**WRITTEN REQUEST:**
Using the listing below, select the lines with the word "right" and copy them.

(begin)

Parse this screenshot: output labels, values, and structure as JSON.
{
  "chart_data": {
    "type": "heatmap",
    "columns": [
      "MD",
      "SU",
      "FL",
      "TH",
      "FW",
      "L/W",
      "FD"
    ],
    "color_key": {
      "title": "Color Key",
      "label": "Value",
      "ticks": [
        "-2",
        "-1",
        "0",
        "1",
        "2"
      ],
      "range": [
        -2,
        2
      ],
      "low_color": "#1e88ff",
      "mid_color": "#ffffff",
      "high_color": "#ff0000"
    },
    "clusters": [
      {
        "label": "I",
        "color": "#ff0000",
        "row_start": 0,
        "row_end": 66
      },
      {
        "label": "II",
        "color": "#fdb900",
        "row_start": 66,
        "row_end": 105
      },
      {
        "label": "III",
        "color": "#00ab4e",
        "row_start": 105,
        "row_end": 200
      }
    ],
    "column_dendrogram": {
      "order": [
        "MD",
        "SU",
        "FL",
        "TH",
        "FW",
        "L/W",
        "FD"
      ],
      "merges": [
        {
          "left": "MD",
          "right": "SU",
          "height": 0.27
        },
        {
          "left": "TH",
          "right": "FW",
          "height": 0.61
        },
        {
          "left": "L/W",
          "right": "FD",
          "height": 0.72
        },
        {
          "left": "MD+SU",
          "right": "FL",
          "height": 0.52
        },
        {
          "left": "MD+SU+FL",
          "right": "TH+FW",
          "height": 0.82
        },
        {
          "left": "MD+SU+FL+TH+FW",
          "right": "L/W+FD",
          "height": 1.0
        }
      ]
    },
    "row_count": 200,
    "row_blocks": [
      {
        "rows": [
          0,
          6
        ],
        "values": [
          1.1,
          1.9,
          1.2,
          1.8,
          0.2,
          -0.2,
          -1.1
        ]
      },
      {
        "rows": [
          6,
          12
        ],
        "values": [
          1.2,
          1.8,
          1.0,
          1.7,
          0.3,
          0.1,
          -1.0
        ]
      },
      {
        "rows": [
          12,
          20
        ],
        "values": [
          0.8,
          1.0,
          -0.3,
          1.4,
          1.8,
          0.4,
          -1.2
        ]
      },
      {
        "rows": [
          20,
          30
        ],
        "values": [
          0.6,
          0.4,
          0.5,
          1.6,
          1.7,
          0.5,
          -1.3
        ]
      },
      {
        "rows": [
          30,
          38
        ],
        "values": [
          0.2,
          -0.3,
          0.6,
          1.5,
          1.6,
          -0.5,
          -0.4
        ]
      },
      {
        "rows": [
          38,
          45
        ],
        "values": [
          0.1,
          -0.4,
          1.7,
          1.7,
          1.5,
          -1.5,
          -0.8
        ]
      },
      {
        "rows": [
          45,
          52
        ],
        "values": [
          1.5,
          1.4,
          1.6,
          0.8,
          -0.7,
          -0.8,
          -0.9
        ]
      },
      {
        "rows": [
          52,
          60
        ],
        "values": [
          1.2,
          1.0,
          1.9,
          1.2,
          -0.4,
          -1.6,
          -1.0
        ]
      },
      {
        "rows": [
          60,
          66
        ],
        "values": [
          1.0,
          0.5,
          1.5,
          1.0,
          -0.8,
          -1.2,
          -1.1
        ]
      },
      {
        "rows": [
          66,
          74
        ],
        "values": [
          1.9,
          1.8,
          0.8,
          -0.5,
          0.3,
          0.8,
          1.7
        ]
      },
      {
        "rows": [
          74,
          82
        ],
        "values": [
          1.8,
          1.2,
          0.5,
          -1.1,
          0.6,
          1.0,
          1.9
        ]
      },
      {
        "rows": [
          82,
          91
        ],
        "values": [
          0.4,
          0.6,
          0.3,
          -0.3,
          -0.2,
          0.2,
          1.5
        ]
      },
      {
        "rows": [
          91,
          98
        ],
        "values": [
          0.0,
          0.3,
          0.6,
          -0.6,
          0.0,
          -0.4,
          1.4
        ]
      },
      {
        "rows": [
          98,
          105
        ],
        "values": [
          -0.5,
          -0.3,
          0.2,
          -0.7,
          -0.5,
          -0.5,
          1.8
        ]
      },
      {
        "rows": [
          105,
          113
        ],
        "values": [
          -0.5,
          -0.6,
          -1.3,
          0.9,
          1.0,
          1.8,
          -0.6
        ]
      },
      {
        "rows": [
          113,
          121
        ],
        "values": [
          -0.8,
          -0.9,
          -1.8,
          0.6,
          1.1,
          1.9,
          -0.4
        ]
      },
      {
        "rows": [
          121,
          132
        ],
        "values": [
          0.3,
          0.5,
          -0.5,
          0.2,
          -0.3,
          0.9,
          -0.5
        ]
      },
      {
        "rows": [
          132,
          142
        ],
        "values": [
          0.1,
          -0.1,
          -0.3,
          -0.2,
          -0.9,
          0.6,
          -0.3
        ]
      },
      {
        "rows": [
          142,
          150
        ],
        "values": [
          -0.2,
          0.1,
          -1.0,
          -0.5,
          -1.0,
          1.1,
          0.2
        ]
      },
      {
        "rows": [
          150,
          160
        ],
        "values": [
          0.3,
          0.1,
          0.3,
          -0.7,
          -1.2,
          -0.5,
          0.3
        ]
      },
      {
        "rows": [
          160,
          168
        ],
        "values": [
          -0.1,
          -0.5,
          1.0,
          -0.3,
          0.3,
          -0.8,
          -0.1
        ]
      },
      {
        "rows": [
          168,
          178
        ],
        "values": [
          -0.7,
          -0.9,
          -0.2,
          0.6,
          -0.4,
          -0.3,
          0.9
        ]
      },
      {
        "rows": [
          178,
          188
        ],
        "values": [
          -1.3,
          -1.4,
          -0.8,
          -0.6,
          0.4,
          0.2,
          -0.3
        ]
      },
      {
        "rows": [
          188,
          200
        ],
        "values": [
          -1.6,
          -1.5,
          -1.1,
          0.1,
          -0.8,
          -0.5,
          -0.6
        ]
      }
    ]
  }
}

(end)

**ANSWER BELOW:**
          "right": "SU",
          "right": "FW",
          "right": "FD",
          "right": "FL",
          "right": "TH+FW",
          "right": "L/W+FD",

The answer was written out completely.